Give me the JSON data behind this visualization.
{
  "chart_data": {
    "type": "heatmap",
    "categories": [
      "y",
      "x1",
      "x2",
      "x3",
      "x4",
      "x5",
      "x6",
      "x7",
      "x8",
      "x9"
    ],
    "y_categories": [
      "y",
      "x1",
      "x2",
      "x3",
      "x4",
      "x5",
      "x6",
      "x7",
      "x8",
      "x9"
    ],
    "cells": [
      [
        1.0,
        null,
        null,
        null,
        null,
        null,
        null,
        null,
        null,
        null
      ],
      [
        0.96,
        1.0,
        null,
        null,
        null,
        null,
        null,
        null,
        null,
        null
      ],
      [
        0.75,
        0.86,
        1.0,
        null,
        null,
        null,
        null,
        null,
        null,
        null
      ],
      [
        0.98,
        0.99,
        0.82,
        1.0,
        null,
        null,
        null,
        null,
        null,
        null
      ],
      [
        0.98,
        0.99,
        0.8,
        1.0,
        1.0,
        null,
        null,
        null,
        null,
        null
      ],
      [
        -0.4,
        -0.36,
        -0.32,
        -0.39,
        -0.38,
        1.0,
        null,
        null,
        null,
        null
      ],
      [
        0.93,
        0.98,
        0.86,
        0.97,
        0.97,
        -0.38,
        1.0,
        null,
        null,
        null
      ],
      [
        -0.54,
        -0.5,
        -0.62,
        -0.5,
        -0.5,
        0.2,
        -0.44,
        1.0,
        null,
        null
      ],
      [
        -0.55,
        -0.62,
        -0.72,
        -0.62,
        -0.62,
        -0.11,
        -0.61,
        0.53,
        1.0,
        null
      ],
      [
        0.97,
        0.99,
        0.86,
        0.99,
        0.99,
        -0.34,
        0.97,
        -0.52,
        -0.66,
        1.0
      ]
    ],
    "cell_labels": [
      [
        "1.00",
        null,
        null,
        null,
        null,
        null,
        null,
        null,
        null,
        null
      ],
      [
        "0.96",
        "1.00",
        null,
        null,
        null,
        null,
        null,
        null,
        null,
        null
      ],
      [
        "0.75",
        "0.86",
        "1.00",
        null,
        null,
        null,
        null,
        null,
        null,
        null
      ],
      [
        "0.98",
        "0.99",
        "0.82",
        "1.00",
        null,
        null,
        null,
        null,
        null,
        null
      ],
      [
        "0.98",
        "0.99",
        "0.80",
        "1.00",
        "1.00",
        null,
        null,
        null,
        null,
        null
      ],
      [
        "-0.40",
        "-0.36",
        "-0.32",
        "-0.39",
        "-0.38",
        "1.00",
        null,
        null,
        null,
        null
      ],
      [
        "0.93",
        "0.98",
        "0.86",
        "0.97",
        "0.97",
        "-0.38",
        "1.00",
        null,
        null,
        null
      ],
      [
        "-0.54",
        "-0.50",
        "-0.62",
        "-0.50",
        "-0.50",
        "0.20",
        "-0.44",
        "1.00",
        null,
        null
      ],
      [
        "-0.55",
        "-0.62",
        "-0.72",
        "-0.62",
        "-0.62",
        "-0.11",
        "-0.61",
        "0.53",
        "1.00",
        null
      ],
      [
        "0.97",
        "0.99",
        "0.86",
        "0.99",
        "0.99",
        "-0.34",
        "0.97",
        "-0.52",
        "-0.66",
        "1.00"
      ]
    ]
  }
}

____

◆ **DESCRIPTION OF THE TASK**
Your task is to output the full set of records exactly as presented.

◆ **SOLUTION FOR THIS PROBLEM**
Give me the JSON data behind this visualization.
{
  "chart_data": {
    "type": "heatmap",
    "categories": [
      "y",
      "x1",
      "x2",
      "x3",
      "x4",
      "x5",
      "x6",
      "x7",
      "x8",
      "x9"
    ],
    "y_categories": [
      "y",
      "x1",
      "x2",
      "x3",
      "x4",
      "x5",
      "x6",
      "x7",
      "x8",
      "x9"
    ],
    "cells": [
      [
        1.0,
        null,
        null,
        null,
        null,
        null,
        null,
        null,
        null,
        null
      ],
      [
        0.96,
        1.0,
        null,
        null,
        null,
        null,
        null,
        null,
        null,
        null
      ],
      [
        0.75,
        0.86,
        1.0,
        null,
        null,
        null,
        null,
        null,
        null,
        null
      ],
      [
        0.98,
        0.99,
        0.82,
        1.0,
        null,
        null,
        null,
        null,
        null,
        null
      ],
      [
        0.98,
        0.99,
        0.8,
        1.0,
        1.0,
        null,
        null,
        null,
        null,
        null
      ],
      [
        -0.4,
        -0.36,
        -0.32,
        -0.39,
        -0.38,
        1.0,
        null,
        null,
        null,
        null
      ],
      [
        0.93,
        0.98,
        0.86,
        0.97,
        0.97,
        -0.38,
        1.0,
        null,
        null,
        null
      ],
      [
        -0.54,
        -0.5,
        -0.62,
        -0.5,
        -0.5,
        0.2,
        -0.44,
        1.0,
        null,
        null
      ],
      [
        -0.55,
        -0.62,
        -0.72,
        -0.62,
        -0.62,
        -0.11,
        -0.61,
        0.53,
        1.0,
        null
      ],
      [
        0.97,
        0.99,
        0.86,
        0.99,
        0.99,
        -0.34,
        0.97,
        -0.52,
        -0.66,
        1.0
      ]
    ],
    "cell_labels": [
      [
        "1.00",
        null,
        null,
        null,
        null,
        null,
        null,
        null,
        null,
        null
      ],
      [
        "0.96",
        "1.00",
        null,
        null,
        null,
        null,
        null,
        null,
        null,
        null
      ],
      [
        "0.75",
        "0.86",
        "1.00",
        null,
        null,
        null,
        null,
        null,
        null,
        null
      ],
      [
        "0.98",
        "0.99",
        "0.82",
        "1.00",
        null,
        null,
        null,
        null,
        null,
        null
      ],
      [
        "0.98",
        "0.99",
        "0.80",
        "1.00",
        "1.00",
        null,
        null,
        null,
        null,
        null
      ],
      [
        "-0.40",
        "-0.36",
        "-0.32",
        "-0.39",
        "-0.38",
        "1.00",
        null,
        null,
        null,
        null
      ],
      [
        "0.93",
        "0.98",
        "0.86",
        "0.97",
        "0.97",
        "-0.38",
        "1.00",
        null,
        null,
        null
      ],
      [
        "-0.54",
        "-0.50",
        "-0.62",
        "-0.50",
        "-0.50",
        "0.20",
        "-0.44",
        "1.00",
        null,
        null
      ],
      [
        "-0.55",
        "-0.62",
        "-0.72",
        "-0.62",
        "-0.62",
        "-0.11",
        "-0.61",
        "0.53",
        "1.00",
        null
      ],
      [
        "0.97",
        "0.99",
        "0.86",
        "0.99",
        "0.99",
        "-0.34",
        "0.97",
        "-0.52",
        "-0.66",
        "1.00"
      ]
    ]
  }
}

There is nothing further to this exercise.